● Stored data:
>>>>

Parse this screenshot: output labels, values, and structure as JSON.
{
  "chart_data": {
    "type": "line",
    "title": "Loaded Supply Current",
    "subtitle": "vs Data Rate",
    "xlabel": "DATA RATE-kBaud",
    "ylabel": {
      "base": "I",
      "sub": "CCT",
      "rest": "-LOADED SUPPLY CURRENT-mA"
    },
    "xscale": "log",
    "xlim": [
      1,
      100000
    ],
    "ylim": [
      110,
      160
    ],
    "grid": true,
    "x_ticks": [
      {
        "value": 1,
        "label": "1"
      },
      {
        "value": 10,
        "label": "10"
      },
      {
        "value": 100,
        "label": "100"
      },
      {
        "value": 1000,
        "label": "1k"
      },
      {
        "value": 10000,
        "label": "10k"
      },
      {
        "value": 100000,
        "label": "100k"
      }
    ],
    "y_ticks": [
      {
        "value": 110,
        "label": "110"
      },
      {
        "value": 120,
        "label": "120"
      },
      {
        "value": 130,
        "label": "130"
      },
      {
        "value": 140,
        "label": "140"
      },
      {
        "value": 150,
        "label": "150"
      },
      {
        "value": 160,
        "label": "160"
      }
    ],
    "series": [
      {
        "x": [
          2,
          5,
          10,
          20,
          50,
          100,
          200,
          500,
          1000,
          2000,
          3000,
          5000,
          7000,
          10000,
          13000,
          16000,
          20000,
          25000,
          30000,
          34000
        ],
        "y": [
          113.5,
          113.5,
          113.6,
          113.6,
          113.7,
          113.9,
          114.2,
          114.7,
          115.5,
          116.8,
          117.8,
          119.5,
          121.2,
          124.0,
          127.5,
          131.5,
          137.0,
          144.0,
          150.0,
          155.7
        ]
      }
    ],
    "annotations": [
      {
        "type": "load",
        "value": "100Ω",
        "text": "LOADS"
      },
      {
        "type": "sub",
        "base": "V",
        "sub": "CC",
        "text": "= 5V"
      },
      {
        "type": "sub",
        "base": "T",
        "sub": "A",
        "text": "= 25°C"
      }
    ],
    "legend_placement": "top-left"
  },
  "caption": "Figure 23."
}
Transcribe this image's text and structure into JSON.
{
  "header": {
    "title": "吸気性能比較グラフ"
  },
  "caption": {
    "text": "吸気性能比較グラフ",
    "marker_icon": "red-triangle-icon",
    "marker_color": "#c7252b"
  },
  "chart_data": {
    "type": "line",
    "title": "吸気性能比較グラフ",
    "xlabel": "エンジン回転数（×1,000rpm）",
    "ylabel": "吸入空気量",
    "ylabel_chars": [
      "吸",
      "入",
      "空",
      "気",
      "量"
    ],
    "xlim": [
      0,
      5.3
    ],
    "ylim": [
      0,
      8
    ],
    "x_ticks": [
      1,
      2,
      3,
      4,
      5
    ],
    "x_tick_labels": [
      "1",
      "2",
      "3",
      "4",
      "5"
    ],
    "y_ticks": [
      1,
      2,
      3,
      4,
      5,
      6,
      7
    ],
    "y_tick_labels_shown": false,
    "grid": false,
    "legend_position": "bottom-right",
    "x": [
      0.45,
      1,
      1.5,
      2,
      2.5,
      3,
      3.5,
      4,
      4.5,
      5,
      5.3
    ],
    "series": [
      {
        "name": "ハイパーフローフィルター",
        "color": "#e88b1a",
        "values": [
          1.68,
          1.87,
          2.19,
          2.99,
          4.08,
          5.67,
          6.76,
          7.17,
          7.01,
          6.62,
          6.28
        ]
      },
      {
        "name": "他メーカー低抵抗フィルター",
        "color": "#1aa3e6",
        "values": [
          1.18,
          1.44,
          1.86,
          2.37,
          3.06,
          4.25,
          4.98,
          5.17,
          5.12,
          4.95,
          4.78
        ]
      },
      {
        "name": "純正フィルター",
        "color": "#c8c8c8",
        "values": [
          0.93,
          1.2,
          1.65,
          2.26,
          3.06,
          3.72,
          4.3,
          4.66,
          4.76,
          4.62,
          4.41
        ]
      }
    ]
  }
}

<<<<

● Exercise:
Reproduce only the lines from the line containing "Transcribe this image's" to the last line of the material above, both of those lines included.

● Task answer:
Transcribe this image's text and structure into JSON.
{
  "header": {
    "title": "吸気性能比較グラフ"
  },
  "caption": {
    "text": "吸気性能比較グラフ",
    "marker_icon": "red-triangle-icon",
    "marker_color": "#c7252b"
  },
  "chart_data": {
    "type": "line",
    "title": "吸気性能比較グラフ",
    "xlabel": "エンジン回転数（×1,000rpm）",
    "ylabel": "吸入空気量",
    "ylabel_chars": [
      "吸",
      "入",
      "空",
      "気",
      "量"
    ],
    "xlim": [
      0,
      5.3
    ],
    "ylim": [
      0,
      8
    ],
    "x_ticks": [
      1,
      2,
      3,
      4,
      5
    ],
    "x_tick_labels": [
      "1",
      "2",
      "3",
      "4",
      "5"
    ],
    "y_ticks": [
      1,
      2,
      3,
      4,
      5,
      6,
      7
    ],
    "y_tick_labels_shown": false,
    "grid": false,
    "legend_position": "bottom-right",
    "x": [
      0.45,
      1,
      1.5,
      2,
      2.5,
      3,
      3.5,
      4,
      4.5,
      5,
      5.3
    ],
    "series": [
      {
        "name": "ハイパーフローフィルター",
        "color": "#e88b1a",
        "values": [
          1.68,
          1.87,
          2.19,
          2.99,
          4.08,
          5.67,
          6.76,
          7.17,
          7.01,
          6.62,
          6.28
        ]
      },
      {
        "name": "他メーカー低抵抗フィルター",
        "color": "#1aa3e6",
        "values": [
          1.18,
          1.44,
          1.86,
          2.37,
          3.06,
          4.25,
          4.98,
          5.17,
          5.12,
          4.95,
          4.78
        ]
      },
      {
        "name": "純正フィルター",
        "color": "#c8c8c8",
        "values": [
          0.93,
          1.2,
          1.65,
          2.26,
          3.06,
          3.72,
          4.3,
          4.66,
          4.76,
          4.62,
          4.41
        ]
      }
    ]
  }
}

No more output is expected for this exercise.